WHAT YOU ARE ASKED TO DO :: How many lines in the entries below include the string "JSON"? Answer with the number only.

PROVIDED DATA ::
+--

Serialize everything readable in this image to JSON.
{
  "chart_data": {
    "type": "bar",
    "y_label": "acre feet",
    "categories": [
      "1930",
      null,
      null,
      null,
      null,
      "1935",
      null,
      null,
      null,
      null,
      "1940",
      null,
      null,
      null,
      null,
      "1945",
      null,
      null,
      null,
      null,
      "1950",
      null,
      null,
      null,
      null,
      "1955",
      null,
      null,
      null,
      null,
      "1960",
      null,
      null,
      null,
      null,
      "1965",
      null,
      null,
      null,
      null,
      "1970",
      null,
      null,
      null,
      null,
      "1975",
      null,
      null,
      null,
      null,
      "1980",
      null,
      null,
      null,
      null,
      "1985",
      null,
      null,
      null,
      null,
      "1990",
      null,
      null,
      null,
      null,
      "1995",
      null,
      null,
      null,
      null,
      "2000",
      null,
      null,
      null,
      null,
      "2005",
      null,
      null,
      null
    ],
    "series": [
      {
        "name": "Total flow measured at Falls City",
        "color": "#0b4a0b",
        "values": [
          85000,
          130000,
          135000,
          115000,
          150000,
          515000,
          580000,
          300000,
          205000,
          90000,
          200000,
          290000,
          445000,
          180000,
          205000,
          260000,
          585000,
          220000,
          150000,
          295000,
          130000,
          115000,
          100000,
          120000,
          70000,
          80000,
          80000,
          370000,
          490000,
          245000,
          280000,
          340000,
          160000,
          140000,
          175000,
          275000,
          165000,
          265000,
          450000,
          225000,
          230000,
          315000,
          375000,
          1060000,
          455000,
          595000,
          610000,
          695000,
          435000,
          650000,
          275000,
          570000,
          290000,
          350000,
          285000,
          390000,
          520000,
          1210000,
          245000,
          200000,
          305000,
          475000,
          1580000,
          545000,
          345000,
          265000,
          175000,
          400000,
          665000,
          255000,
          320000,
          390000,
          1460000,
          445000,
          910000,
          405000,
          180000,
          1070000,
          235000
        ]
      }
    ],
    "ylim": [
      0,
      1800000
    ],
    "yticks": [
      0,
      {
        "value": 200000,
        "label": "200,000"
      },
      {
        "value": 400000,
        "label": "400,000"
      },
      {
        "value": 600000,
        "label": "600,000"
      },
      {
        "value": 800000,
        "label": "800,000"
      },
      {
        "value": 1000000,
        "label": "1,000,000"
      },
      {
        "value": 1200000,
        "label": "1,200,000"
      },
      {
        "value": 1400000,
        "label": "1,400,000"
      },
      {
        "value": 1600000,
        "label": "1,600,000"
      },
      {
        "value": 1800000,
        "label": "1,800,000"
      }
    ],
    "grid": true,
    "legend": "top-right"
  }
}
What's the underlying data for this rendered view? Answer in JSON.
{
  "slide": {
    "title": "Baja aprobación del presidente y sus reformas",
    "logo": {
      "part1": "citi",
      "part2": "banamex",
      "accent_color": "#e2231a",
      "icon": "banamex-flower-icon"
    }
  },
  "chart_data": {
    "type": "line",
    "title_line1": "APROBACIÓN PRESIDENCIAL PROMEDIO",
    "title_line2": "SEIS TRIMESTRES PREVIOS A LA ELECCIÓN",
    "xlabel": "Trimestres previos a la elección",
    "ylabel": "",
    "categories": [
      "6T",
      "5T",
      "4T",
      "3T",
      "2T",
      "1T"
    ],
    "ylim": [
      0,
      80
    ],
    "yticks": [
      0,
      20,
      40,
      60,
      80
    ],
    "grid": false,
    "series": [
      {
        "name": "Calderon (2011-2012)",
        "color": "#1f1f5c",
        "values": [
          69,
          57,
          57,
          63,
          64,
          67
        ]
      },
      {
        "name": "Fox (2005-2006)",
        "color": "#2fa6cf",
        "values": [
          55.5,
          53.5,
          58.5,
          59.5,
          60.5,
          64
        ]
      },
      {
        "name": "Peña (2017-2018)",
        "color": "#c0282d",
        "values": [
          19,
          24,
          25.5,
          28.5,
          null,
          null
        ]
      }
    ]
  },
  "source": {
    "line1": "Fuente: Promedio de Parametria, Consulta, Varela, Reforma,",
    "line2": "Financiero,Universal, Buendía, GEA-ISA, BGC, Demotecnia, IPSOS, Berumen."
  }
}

+--

ANSWER TO THE PROBLEM :: 2